---- Extracted material

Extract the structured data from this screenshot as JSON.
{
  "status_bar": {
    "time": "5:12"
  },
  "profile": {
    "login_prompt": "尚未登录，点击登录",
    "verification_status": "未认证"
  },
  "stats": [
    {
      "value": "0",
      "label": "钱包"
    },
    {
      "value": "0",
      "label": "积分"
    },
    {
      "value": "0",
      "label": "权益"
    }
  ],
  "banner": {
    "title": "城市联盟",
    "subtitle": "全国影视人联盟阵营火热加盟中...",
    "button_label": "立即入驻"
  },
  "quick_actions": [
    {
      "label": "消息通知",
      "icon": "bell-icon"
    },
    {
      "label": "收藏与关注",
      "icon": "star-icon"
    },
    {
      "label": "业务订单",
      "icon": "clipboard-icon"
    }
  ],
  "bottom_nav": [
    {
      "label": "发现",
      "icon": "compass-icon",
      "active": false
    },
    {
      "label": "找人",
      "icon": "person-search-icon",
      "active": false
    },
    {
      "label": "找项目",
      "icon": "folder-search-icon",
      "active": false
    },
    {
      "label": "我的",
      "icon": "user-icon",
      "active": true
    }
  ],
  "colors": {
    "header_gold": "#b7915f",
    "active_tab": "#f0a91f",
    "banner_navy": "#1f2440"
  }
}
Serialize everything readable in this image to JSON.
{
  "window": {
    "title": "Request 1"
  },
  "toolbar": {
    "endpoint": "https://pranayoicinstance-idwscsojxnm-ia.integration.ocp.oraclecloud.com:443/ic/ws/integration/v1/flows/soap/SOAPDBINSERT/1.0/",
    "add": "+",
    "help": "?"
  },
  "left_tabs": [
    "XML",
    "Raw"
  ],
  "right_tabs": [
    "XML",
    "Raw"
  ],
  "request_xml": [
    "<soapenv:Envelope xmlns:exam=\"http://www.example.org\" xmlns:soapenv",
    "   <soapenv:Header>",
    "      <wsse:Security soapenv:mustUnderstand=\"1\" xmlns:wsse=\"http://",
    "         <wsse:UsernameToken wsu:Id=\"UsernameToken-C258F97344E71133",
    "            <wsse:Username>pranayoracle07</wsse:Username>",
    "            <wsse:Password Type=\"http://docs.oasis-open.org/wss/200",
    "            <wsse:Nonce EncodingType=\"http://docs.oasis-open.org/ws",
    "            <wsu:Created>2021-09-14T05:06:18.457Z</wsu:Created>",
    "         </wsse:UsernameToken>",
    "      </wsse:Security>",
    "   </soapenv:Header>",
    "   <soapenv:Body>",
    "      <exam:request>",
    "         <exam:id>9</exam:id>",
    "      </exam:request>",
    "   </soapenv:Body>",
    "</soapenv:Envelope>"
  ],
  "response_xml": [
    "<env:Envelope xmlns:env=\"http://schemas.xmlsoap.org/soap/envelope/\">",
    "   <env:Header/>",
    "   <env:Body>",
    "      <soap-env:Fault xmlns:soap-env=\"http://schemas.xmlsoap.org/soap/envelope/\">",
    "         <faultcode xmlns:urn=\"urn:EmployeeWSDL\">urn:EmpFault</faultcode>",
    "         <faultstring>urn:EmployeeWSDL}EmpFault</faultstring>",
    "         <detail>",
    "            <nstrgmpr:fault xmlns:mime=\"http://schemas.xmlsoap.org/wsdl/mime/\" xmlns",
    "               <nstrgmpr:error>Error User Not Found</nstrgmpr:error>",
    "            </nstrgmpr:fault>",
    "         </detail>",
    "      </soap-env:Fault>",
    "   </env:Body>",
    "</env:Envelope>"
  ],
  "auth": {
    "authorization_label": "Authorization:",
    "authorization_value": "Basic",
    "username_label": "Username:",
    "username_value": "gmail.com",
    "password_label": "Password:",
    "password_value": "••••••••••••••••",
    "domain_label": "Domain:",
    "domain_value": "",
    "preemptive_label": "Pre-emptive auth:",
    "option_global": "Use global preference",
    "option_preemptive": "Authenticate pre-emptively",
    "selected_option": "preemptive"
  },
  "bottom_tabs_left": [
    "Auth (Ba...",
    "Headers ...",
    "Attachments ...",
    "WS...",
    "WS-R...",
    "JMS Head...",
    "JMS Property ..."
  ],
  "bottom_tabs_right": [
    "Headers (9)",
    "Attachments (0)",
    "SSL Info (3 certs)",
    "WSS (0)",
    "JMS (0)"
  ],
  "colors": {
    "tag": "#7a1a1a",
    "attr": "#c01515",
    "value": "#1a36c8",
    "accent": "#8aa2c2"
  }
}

--------

Work required: Consider the entries above and return each line with the string "search".

Final answer:
      "icon": "person-search-icon",
      "icon": "folder-search-icon",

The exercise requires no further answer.